====== Excerpt to read ======

Dispatches
From The Tet Offensive...
There were times during the night when all the jungle sounds
would stop at once. There was no dwindling down or fading
away, it was all gone in a single instant as though some signal
had been transmitted out to the life: bats, birds, snakes,
monkeys, insects, picking up on a frequency that a thousand
years in the jungle might condition you to receive, but leaving
you as it was to wonder what you weren't hearing now, straining
for any sound, one piece of information. I had heard it before
in other jungles, the Amazon and the Philippines, but those
jungles were "secure," there wasn't much chance
that hundreds that Viet Cong were coming and going, moving
and waiting, living out there just to do you harm. The thought
of that one could turn any sudden silence into a space that
you'd fill with everything you thought was quiet in you, it
could even put you on the approach to clairaudience. You thought
you heard impossible things: damp roots breathing, fruit sweating,
fervid bug action, the heartbeat of tiny animals.
You could sustain that sensitivity for a long time, either
until the babbling and chittering and shrieking of the jungle
had started up again, or until something familiar brought
you out of it, a helicopter flying around above your canopy
or the strangely reassuring sound next to you of one going
into the chamber. Once we heard a really frightening thing
blaring down from a Psyops soundship broadcasting the sound
of a baby crying. You wouldn't have wanted to hear that during
daylight, let alone at night when the volume and distortion
came down through two or three layers of cover and froze us
all in place for a moment. And there wasn't much release in
the pitched hysteria of the message that followed, hyper-Vietnamese
like an icepick in the ear, something like, "Friendly
Baby, GVN Baby, Don't Let This Happen To Your Baby, Resist
the Viet Cong Today!"

====== Source material ======

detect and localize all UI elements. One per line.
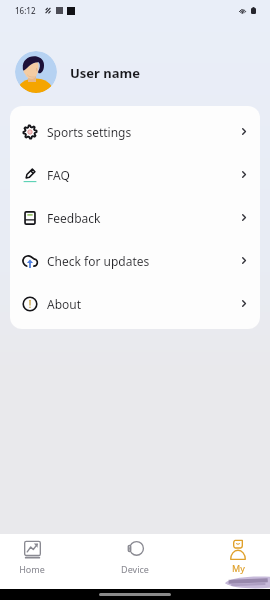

======

Exercise aim ->
Write out the whole "Dispatches" passage about the jungle going silent at night again, word for word, from its heading to its last line.

Complete response ->
Dispatches
From The Tet Offensive...
There were times during the night when all the jungle sounds
would stop at once. There was no dwindling down or fading
away, it was all gone in a single instant as though some signal
had been transmitted out to the life: bats, birds, snakes,
monkeys, insects, picking up on a frequency that a thousand
years in the jungle might condition you to receive, but leaving
you as it was to wonder what you weren't hearing now, straining
for any sound, one piece of information. I had heard it before
in other jungles, the Amazon and the Philippines, but those
jungles were "secure," there wasn't much chance
that hundreds that Viet Cong were coming and going, moving
and waiting, living out there just to do you harm. The thought
of that one could turn any sudden silence into a space that
you'd fill with everything you thought was quiet in you, it
could even put you on the approach to clairaudience. You thought
you heard impossible things: damp roots breathing, fruit sweating,
fervid bug action, the heartbeat of tiny animals.
You could sustain that sensitivity for a long time, either
until the babbling and chittering and shrieking of the jungle
had started up again, or until something familiar brought
you out of it, a helicopter flying around above your canopy
or the strangely reassuring sound next to you of one going
into the chamber. Once we heard a really frightening thing
blaring down from a Psyops soundship broadcasting the sound
of a baby crying. You wouldn't have wanted to hear that during
daylight, let alone at night when the volume and distortion
came down through two or three layers of cover and froze us
all in place for a moment. And there wasn't much release in
the pitched hysteria of the message that followed, hyper-Vietnamese
like an icepick in the ear, something like, "Friendly
Baby, GVN Baby, Don't Let This Happen To Your Baby, Resist
the Viet Cong Today!"